### Material provided

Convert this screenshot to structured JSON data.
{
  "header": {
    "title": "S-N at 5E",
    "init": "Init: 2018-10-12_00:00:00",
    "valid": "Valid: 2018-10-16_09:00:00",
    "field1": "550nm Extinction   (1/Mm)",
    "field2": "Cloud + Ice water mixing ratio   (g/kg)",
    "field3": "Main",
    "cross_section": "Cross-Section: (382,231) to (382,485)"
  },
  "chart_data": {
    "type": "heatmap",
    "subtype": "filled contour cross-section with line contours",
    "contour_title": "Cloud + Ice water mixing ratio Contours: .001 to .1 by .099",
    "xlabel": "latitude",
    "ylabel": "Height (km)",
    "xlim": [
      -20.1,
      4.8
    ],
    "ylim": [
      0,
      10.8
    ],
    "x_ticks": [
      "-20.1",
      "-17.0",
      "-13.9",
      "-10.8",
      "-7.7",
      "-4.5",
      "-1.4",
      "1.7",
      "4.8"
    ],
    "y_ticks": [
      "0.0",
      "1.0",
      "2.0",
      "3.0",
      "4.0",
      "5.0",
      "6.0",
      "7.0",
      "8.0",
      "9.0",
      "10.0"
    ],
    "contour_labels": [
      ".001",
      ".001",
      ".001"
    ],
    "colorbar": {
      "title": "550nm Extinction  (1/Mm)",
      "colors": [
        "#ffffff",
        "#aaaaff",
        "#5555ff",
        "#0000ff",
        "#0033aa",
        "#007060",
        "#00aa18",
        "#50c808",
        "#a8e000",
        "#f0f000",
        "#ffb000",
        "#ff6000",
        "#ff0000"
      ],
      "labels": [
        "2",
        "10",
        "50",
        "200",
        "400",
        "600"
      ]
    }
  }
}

######

### The exercise:
Extract the complete set of records unchanged.

### Solved exercise:
Convert this screenshot to structured JSON data.
{
  "header": {
    "title": "S-N at 5E",
    "init": "Init: 2018-10-12_00:00:00",
    "valid": "Valid: 2018-10-16_09:00:00",
    "field1": "550nm Extinction   (1/Mm)",
    "field2": "Cloud + Ice water mixing ratio   (g/kg)",
    "field3": "Main",
    "cross_section": "Cross-Section: (382,231) to (382,485)"
  },
  "chart_data": {
    "type": "heatmap",
    "subtype": "filled contour cross-section with line contours",
    "contour_title": "Cloud + Ice water mixing ratio Contours: .001 to .1 by .099",
    "xlabel": "latitude",
    "ylabel": "Height (km)",
    "xlim": [
      -20.1,
      4.8
    ],
    "ylim": [
      0,
      10.8
    ],
    "x_ticks": [
      "-20.1",
      "-17.0",
      "-13.9",
      "-10.8",
      "-7.7",
      "-4.5",
      "-1.4",
      "1.7",
      "4.8"
    ],
    "y_ticks": [
      "0.0",
      "1.0",
      "2.0",
      "3.0",
      "4.0",
      "5.0",
      "6.0",
      "7.0",
      "8.0",
      "9.0",
      "10.0"
    ],
    "contour_labels": [
      ".001",
      ".001",
      ".001"
    ],
    "colorbar": {
      "title": "550nm Extinction  (1/Mm)",
      "colors": [
        "#ffffff",
        "#aaaaff",
        "#5555ff",
        "#0000ff",
        "#0033aa",
        "#007060",
        "#00aa18",
        "#50c808",
        "#a8e000",
        "#f0f000",
        "#ffb000",
        "#ff6000",
        "#ff0000"
      ],
      "labels": [
        "2",
        "10",
        "50",
        "200",
        "400",
        "600"
      ]
    }
  }
}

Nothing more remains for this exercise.